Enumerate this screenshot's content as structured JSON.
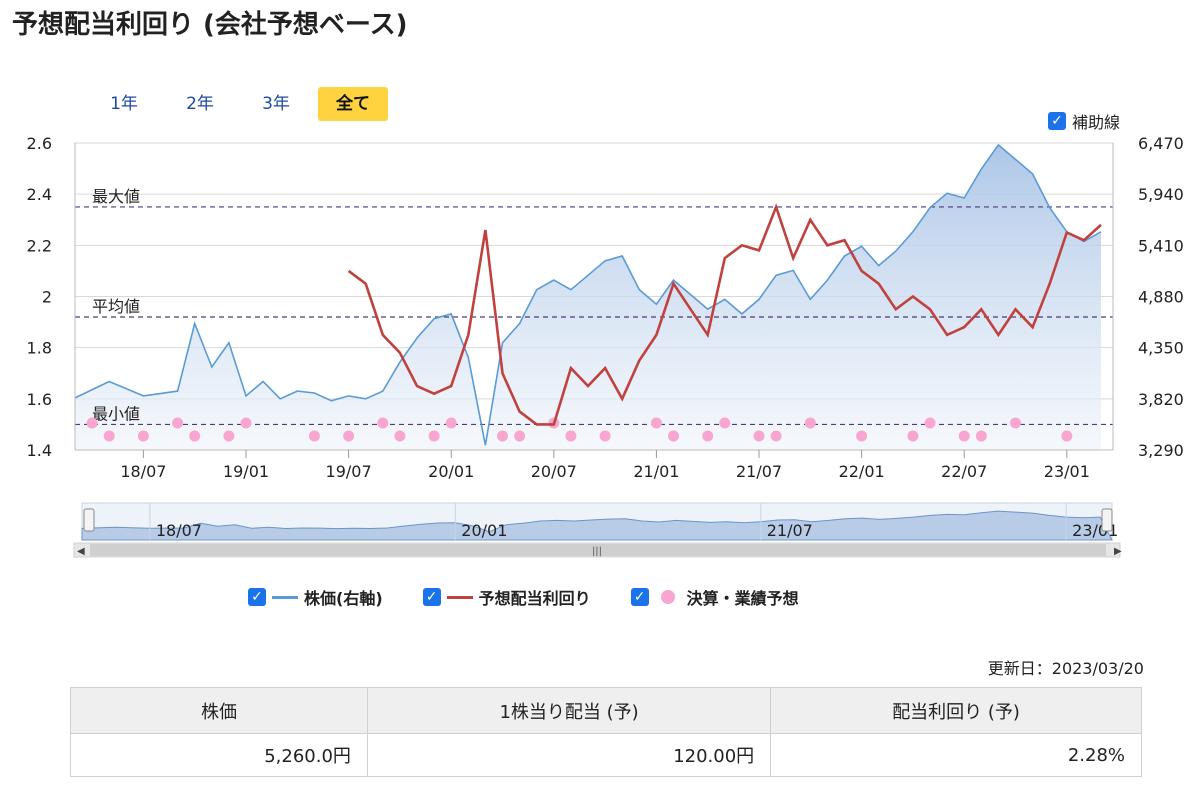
==
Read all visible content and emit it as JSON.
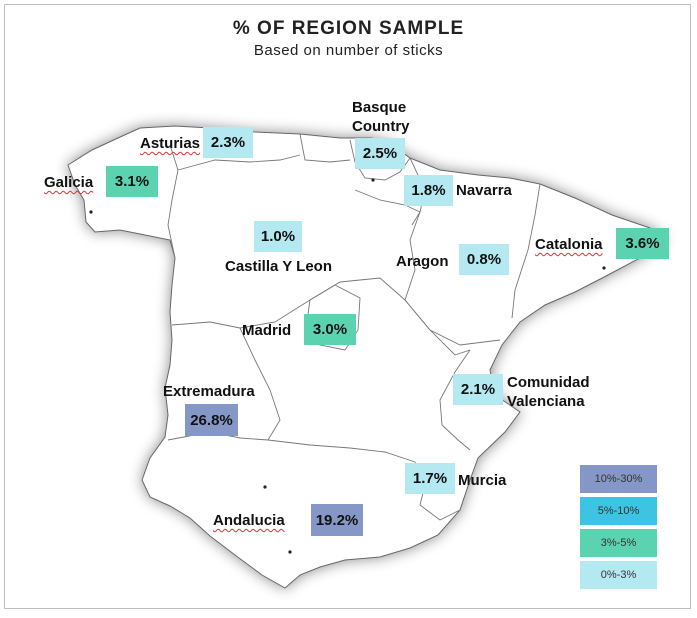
--
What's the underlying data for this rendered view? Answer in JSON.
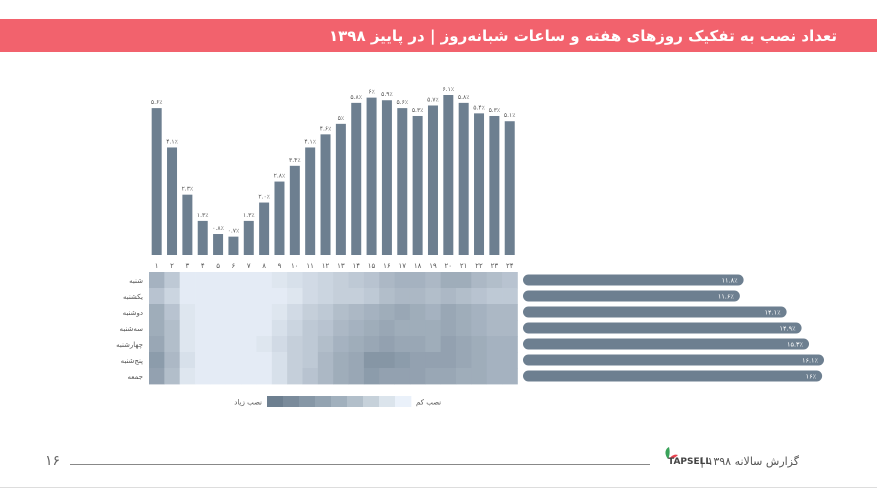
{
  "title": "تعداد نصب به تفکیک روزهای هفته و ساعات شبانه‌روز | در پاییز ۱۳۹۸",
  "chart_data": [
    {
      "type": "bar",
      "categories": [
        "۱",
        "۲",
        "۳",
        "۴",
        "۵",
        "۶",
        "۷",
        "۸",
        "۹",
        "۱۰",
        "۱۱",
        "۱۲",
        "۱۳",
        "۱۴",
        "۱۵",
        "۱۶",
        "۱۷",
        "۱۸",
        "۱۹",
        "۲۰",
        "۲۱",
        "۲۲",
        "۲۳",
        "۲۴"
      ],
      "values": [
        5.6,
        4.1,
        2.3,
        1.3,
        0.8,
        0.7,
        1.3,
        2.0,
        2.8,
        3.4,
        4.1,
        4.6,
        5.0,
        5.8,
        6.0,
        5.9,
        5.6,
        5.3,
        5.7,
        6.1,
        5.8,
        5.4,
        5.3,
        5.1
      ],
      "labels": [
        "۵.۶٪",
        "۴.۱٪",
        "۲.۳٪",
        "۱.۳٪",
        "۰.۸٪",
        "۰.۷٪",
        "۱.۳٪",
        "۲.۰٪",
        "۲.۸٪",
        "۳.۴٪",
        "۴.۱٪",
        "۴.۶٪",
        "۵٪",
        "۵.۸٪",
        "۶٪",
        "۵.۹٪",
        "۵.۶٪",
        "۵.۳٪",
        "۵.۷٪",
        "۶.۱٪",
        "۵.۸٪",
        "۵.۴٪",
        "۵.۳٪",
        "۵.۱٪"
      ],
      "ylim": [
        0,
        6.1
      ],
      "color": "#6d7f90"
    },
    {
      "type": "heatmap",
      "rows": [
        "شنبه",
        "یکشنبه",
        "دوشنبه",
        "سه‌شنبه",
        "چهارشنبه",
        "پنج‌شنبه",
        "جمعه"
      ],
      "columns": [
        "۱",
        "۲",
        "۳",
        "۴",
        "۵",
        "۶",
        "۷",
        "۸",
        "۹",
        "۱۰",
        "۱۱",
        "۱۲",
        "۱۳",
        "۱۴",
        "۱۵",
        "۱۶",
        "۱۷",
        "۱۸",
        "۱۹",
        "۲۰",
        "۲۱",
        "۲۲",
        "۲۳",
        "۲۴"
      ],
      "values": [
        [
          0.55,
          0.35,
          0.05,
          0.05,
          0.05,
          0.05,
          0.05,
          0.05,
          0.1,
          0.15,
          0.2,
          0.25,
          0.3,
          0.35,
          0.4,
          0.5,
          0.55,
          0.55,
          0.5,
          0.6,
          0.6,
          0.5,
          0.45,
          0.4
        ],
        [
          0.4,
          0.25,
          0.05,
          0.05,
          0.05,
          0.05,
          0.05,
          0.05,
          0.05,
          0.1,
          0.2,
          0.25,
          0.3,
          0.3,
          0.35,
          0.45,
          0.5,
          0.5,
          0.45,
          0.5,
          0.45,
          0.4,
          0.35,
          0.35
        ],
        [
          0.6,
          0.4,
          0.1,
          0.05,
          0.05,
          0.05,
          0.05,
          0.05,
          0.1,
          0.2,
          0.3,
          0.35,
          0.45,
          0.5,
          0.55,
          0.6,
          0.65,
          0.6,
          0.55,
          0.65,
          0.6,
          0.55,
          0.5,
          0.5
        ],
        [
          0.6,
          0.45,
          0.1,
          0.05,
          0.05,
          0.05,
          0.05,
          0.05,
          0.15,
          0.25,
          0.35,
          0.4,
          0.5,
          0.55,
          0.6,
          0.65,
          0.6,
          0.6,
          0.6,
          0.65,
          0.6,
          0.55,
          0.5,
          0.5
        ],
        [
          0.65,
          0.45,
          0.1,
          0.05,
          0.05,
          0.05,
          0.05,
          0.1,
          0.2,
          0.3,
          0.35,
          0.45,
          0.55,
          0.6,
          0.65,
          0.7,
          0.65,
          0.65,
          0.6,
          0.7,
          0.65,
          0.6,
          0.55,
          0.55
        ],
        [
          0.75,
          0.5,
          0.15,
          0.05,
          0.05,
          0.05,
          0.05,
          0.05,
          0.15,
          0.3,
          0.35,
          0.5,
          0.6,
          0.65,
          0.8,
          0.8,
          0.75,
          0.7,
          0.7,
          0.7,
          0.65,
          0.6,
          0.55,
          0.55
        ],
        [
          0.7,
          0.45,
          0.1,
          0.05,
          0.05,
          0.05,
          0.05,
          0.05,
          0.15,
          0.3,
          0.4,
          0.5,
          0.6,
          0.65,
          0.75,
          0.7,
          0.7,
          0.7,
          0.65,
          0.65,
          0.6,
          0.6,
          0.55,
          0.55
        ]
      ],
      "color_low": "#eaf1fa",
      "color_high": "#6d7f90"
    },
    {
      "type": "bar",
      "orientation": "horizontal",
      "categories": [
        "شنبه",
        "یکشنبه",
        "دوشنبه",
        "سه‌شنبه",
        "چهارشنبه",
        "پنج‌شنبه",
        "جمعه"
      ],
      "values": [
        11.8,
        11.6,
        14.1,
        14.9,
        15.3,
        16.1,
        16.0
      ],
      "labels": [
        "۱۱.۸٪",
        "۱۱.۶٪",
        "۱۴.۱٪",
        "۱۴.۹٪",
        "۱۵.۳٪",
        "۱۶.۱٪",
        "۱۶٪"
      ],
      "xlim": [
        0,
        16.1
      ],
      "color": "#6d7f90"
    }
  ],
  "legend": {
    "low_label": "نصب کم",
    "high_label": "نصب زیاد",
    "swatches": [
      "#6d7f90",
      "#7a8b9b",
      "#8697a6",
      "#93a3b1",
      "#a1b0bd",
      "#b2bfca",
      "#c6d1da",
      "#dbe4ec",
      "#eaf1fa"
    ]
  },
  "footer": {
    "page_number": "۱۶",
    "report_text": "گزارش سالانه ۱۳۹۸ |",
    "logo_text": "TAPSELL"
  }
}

_Task_. List every line above that holds the word "content".

_Expected answer_.
Enumerate this screenshot's content as structured JSON.
Read all visible content and emit it as JSON.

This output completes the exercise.